### ARTICLE
=-=-=

I created this blog back in January, when I was getting ready to switch Knocking From Inside to the "new" Blogger, and wanted to be sure I could do everything with the new version that I'd been doing with the old version. At the time, I had no idea what further use I would make of it.

Now I think I'm going to use it chronicle an attempt, insh'allah a successful attempt, to write a novel. If successful, you can expect to see my efforts to find a publisher, etc, here.

You will see, as I go along, excerpts of text; probably more than that, you'll see my ruminations about the writing process, about particular problems I'm trying to solve, maybe things like character sketches, stuff like that. I'm not going to post the whole thing here.

Why Outside Over There?

Outside Over There is the title of a wonderful fairy tale by Maurice Sendak. It's obviously not going to be the title of the novel. The novel doesn't really have a title, even a working title, yet. The idea for it goes back to the summer of 1990, when I was a grad student at UC Santa Cruz, living in Davis and working on my grad advisor's research project in the Sacramento area. I wrote a short story then called On The Levee, which has been extensively revised (the latest draft, with Steve Perry's help, in 2005).

Meanwhile, I was studying drumming and martial art and converting to Sufism, and all kinds of other things-- We're talking seventeen years of my life, here. On The Levee now stands as a short sequel to this as-yet unwritten novel, taking place probably some 200 years later.

What's triggered me to work on it again? Well, for one thing, National Novel Writing Month is coming up in November. The goal is 50,000 words in 30 days. I don't know if that's realistic, especially given the Thanksgiving holiday, traveling, family stuff etc, but it sounds like fun to try.

For another thing... it just seems like time.

What is this novel about?

It's about communication. It's about the utter, desperate importance of communication to people trying to survive, and to the humanness of people in general. As such, it's about language and speech. There are three cultures in collision; their relationships are such that they have not developed a pidgin or trade tongue. The characters have to learn each other's languages, and thereby absorb something of each other's world-views. In addition both of the main characters undergo periods of traumatic muteness or near-muteness, in which they become temporarily less than human.

Problem #1: How to create believable and coherent language fragments for three imaginary languages.

Problem #2: How to write effective dialogue between characters not fluent in each other's languages.

Besides language in its conventional sense, there are several other important modes of communication at work. The Woneiyal have a form of drumspeech that carries across distance, through thick forest and over difficult terrain. The Ta'arane have a pictorial (can't really call it written) language. The Kesset are more numerate than the other two; they also don't have anything you could call a written language yet; I see them possibly developing something like cuneiform eventually. They also have a heliograph/smoke signal code.

=-=-=

### DATASET EXCERPTS
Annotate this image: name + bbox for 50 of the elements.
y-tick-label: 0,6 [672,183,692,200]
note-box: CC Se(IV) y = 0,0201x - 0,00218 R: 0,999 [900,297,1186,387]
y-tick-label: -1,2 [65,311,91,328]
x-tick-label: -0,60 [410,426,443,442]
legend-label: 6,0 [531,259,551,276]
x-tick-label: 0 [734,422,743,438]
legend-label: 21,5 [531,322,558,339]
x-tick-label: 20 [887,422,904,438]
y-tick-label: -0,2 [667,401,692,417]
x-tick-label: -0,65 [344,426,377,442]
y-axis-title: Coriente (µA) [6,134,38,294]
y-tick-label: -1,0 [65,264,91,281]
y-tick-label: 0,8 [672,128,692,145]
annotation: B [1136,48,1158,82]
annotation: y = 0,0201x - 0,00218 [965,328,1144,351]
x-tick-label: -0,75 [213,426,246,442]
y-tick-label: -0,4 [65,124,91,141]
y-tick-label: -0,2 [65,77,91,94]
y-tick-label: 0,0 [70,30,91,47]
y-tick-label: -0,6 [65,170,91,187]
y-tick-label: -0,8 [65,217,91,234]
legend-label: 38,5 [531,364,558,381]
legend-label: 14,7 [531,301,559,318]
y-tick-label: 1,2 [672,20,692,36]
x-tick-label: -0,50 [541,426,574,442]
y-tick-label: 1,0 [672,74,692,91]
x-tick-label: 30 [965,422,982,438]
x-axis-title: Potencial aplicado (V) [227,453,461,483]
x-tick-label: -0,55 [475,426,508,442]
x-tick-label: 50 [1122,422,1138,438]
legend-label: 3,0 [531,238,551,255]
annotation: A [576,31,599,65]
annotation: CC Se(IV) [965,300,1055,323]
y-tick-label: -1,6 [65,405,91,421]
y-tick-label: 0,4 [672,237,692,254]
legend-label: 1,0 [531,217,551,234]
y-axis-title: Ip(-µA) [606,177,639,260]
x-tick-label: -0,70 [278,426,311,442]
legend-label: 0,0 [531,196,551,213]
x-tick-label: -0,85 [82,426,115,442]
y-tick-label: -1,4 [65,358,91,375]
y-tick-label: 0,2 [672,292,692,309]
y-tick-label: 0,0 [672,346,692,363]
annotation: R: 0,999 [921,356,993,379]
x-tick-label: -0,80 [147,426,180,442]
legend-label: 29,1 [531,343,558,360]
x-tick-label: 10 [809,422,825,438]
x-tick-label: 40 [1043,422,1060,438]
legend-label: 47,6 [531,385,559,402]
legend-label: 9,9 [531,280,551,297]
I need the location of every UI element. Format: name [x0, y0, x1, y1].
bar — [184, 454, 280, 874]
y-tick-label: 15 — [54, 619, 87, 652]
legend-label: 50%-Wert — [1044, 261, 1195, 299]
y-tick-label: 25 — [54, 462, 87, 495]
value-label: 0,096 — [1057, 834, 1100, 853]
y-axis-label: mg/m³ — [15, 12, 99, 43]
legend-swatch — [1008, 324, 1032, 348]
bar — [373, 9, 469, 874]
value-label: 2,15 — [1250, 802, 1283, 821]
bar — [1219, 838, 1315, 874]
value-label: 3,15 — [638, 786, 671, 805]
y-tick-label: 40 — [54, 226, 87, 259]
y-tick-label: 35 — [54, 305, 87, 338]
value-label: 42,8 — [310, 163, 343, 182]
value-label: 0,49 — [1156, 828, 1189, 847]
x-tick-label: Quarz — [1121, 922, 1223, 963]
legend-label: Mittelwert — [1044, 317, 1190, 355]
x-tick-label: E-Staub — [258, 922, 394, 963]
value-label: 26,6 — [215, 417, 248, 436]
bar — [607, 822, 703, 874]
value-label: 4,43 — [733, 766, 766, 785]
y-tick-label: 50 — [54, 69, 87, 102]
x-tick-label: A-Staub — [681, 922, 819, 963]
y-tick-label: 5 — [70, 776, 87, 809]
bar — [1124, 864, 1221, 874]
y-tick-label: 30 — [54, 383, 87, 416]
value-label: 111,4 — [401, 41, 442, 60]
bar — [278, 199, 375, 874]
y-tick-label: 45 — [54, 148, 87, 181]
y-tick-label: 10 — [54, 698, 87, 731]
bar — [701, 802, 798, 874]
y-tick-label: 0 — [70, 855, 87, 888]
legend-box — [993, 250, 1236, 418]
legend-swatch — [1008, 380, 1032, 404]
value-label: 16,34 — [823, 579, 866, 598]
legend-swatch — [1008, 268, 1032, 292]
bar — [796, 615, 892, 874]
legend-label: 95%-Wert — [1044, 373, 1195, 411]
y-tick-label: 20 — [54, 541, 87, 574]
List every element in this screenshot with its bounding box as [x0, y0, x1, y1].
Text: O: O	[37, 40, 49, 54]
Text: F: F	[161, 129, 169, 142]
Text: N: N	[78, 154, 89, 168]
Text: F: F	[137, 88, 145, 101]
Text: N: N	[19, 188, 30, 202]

=-=-=

### THE EXERCISE
Rewrite everything in the blog post about the novel from "What is this" down to "three imaginary languages.", putting "lingua franca" in place of "trade tongue".

### FINAL ANSWER
What is this novel about?

It's about communication. It's about the utter, desperate importance of communication to people trying to survive, and to the humanness of people in general. As such, it's about language and speech. There are three cultures in collision; their relationships are such that they have not developed a pidgin or lingua franca. The characters have to learn each other's languages, and thereby absorb something of each other's world-views. In addition both of the main characters undergo periods of traumatic muteness or near-muteness, in which they become temporarily less than human.

Problem #1: How to create believable and coherent language fragments for three imaginary languages.